**Written task:** Pick every line with "Genotypowanie" from the material below.

#### Material

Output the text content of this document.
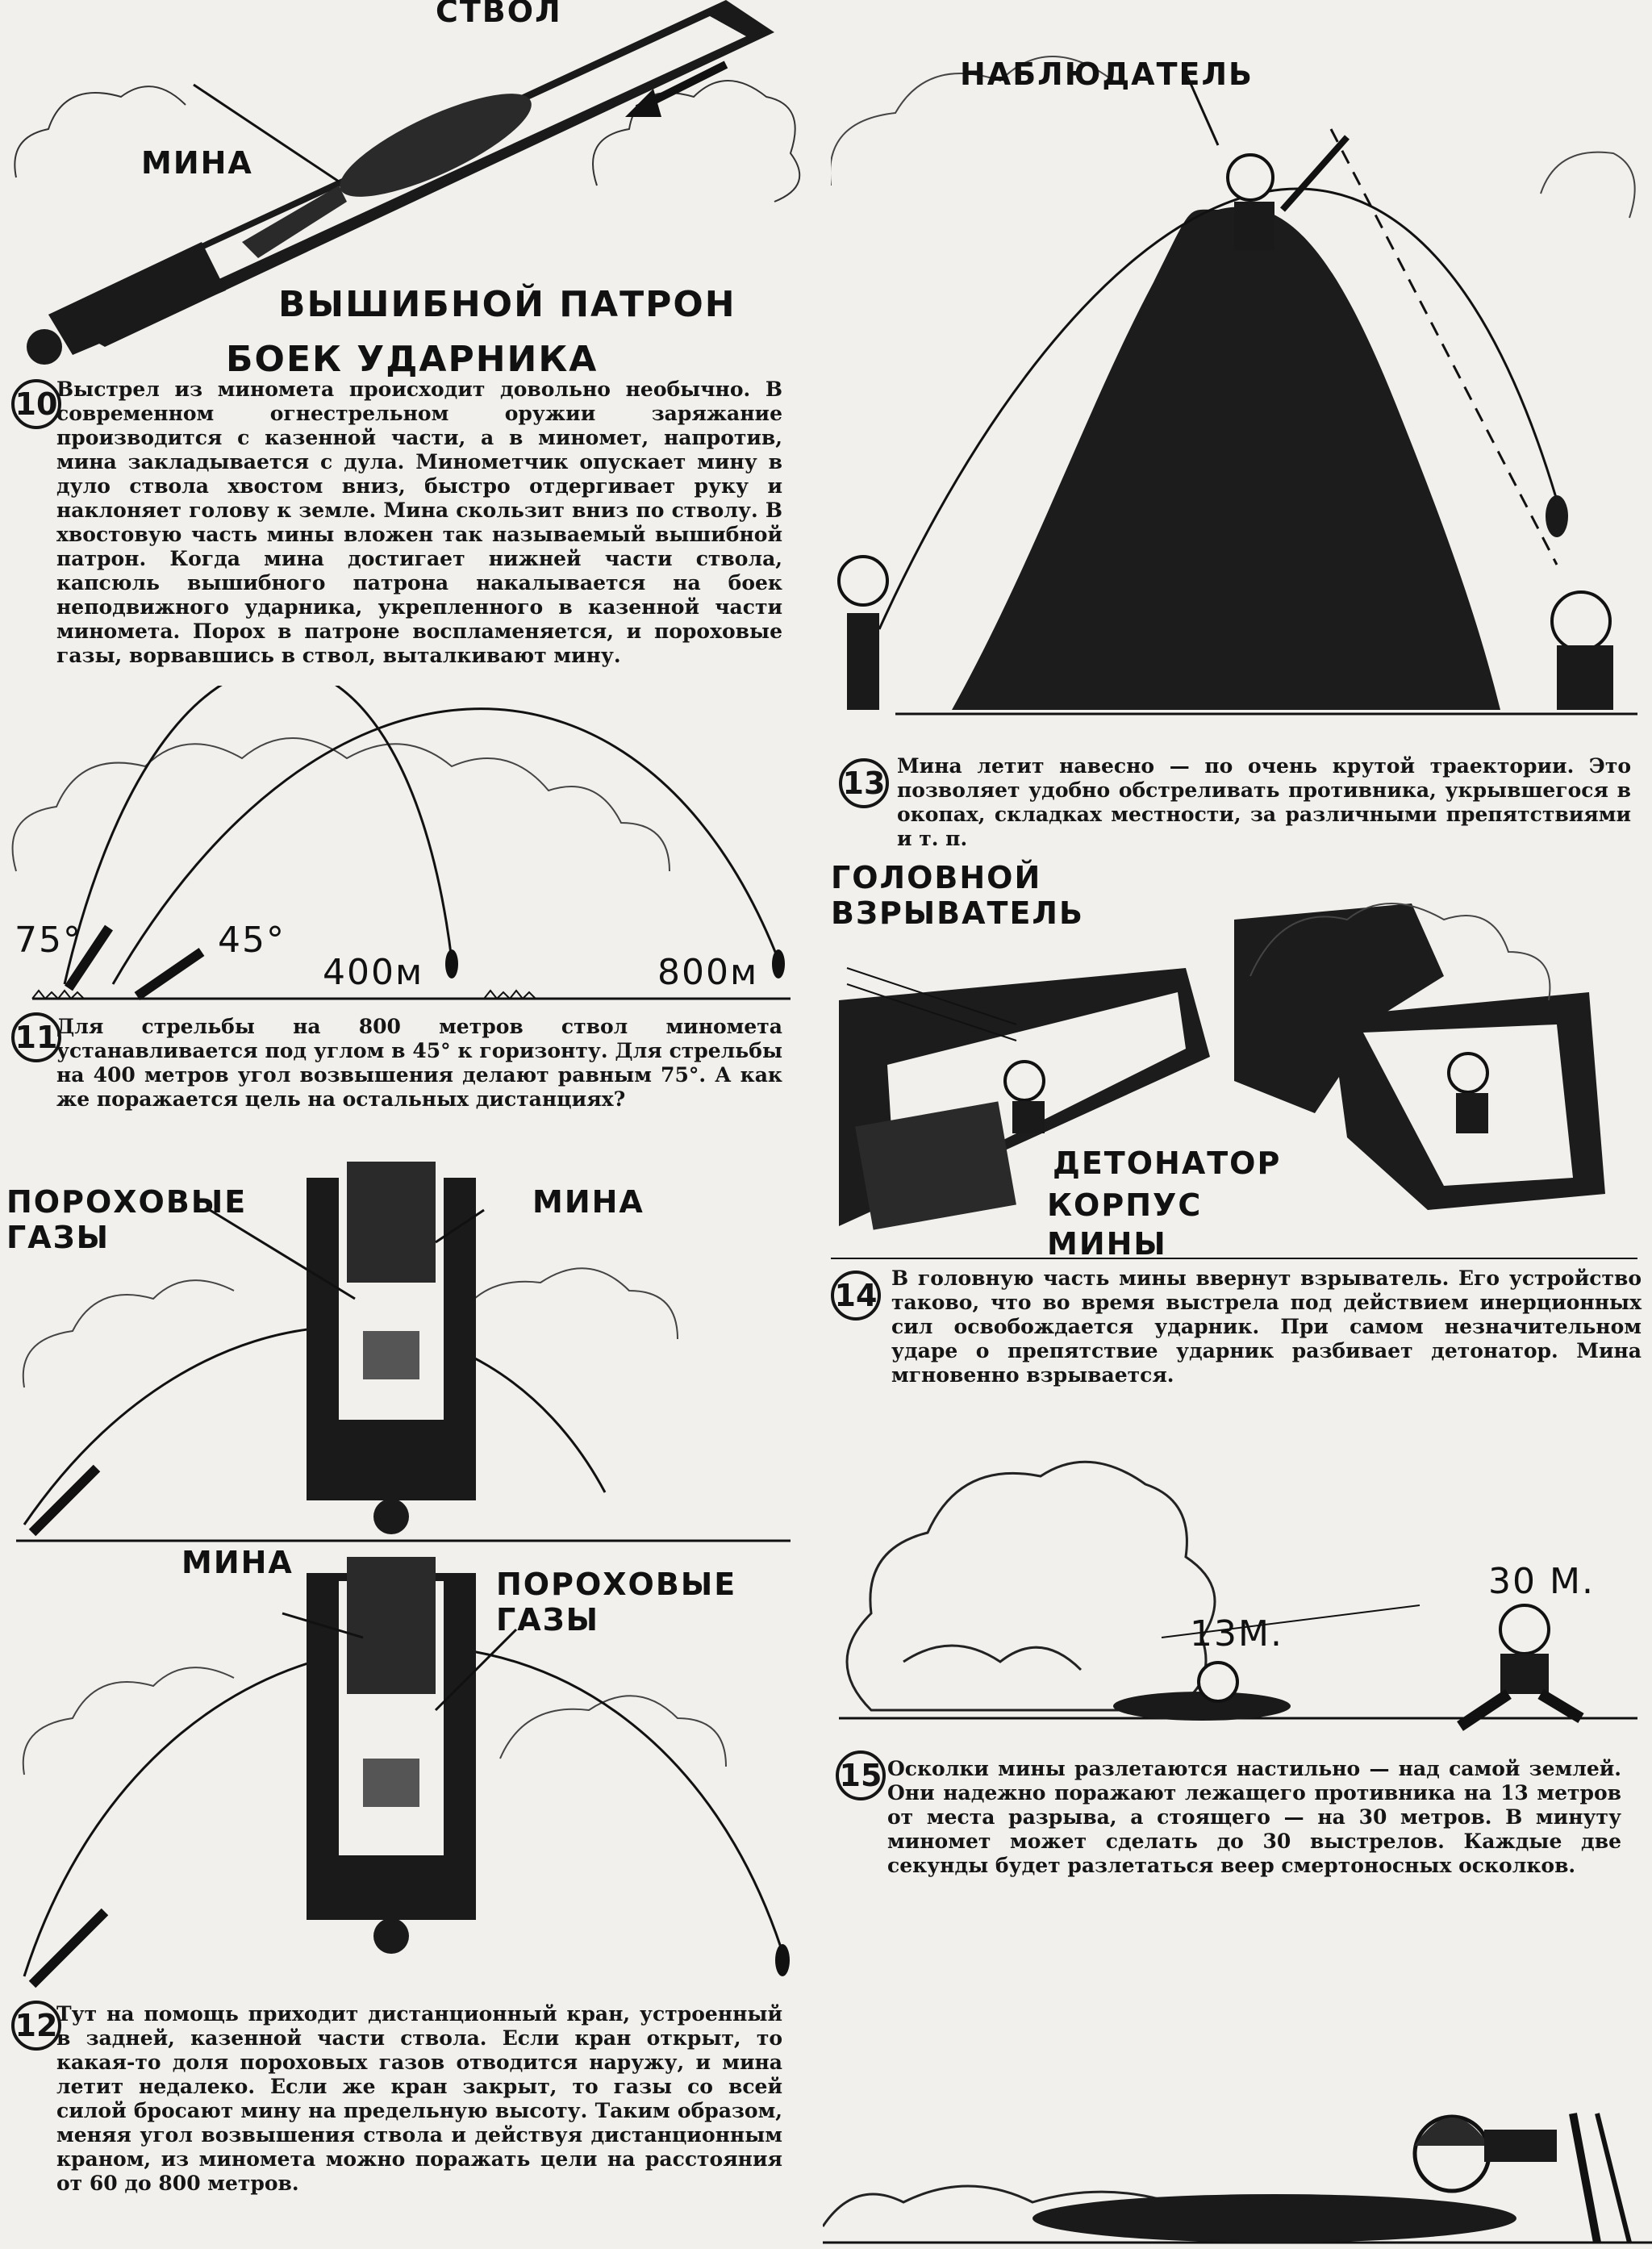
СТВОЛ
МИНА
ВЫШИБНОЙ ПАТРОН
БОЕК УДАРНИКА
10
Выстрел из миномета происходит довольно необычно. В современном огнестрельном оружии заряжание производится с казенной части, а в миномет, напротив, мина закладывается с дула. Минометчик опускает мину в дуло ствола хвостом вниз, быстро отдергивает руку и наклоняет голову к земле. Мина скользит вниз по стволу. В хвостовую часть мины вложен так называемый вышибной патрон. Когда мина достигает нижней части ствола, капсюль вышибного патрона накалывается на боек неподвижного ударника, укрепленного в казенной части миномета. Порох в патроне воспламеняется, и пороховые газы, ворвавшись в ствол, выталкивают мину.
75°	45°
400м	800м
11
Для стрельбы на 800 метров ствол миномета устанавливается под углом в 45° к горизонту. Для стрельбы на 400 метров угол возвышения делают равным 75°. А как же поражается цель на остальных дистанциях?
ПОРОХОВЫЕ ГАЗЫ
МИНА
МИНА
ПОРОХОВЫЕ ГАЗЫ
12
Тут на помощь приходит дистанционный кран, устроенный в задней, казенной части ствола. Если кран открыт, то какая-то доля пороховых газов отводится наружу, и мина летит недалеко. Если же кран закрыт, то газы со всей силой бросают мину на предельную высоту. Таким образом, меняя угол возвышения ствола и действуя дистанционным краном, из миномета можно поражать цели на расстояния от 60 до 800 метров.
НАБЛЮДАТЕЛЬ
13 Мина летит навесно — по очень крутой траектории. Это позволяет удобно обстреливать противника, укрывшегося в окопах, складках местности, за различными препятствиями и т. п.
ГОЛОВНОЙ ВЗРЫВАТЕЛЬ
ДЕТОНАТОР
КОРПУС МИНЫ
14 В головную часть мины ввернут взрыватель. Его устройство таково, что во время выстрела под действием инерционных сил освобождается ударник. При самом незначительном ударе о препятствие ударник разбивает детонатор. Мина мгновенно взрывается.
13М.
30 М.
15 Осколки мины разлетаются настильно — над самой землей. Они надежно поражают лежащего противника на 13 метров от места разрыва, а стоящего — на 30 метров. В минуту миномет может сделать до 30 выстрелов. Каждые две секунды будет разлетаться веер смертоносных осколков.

########
#### Material

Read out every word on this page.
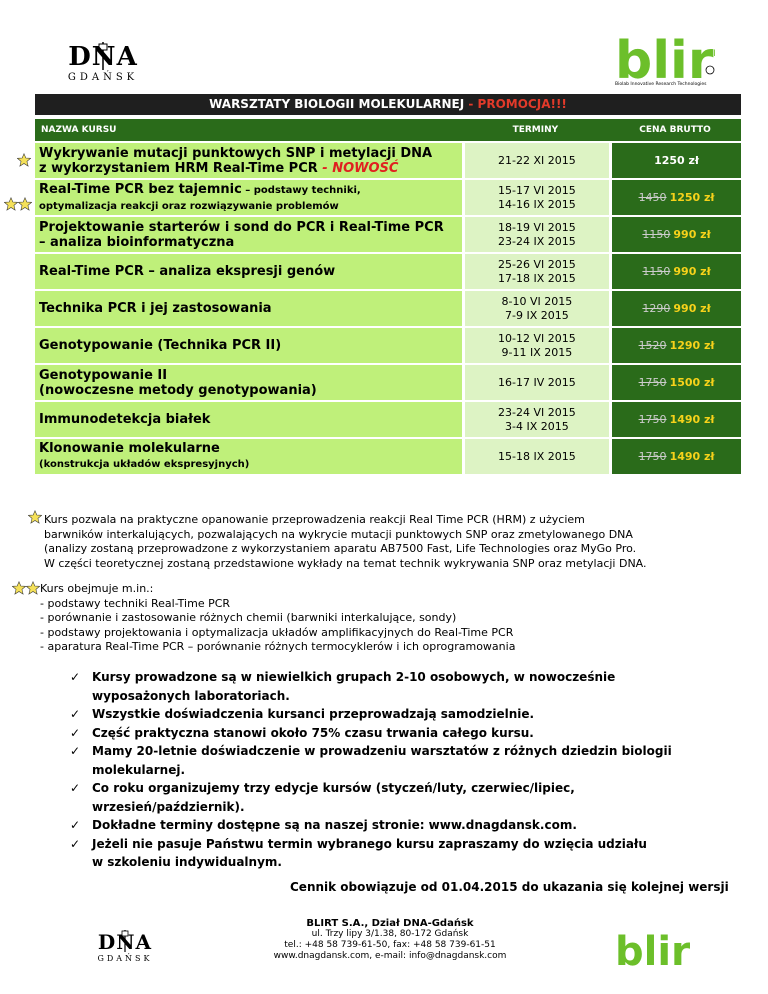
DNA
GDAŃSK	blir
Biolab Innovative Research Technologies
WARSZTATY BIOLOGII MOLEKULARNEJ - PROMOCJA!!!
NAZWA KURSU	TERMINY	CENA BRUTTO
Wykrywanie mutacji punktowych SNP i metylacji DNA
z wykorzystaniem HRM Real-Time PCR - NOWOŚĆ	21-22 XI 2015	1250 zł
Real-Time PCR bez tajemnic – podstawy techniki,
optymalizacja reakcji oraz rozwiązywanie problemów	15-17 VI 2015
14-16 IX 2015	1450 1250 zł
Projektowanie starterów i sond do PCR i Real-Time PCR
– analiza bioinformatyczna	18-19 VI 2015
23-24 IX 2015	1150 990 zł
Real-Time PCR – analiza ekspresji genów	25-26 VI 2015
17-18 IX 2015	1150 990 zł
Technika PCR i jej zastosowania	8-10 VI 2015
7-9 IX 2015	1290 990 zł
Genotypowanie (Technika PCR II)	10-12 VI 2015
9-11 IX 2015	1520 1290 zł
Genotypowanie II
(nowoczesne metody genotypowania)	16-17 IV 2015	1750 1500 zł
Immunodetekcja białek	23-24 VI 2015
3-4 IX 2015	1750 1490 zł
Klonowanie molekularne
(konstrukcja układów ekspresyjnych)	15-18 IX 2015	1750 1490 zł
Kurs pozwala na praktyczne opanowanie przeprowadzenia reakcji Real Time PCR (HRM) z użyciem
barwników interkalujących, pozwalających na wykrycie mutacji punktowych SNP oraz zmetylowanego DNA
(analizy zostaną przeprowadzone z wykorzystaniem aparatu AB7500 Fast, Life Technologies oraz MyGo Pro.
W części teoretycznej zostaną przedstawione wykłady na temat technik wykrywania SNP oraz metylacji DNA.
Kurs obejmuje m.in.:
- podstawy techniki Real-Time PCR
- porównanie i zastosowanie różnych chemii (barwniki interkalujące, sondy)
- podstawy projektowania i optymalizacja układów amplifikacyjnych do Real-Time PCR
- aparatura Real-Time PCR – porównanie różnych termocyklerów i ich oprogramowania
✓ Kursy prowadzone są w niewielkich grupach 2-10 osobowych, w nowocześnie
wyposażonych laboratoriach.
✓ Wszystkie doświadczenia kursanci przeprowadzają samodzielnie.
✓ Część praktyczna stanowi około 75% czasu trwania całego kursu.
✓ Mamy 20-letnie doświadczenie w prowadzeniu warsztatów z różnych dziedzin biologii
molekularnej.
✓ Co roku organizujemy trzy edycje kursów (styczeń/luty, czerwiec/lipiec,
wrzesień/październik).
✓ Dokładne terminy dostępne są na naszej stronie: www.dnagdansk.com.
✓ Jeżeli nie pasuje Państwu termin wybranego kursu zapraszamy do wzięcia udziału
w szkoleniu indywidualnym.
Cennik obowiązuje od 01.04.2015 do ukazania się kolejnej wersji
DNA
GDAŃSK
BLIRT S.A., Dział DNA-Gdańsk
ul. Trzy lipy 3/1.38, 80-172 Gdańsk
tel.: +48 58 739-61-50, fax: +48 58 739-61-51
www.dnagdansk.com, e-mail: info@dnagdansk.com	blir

########

**Written solution:**
Genotypowanie (Technika PCR II)	10-12 VI 2015
Genotypowanie II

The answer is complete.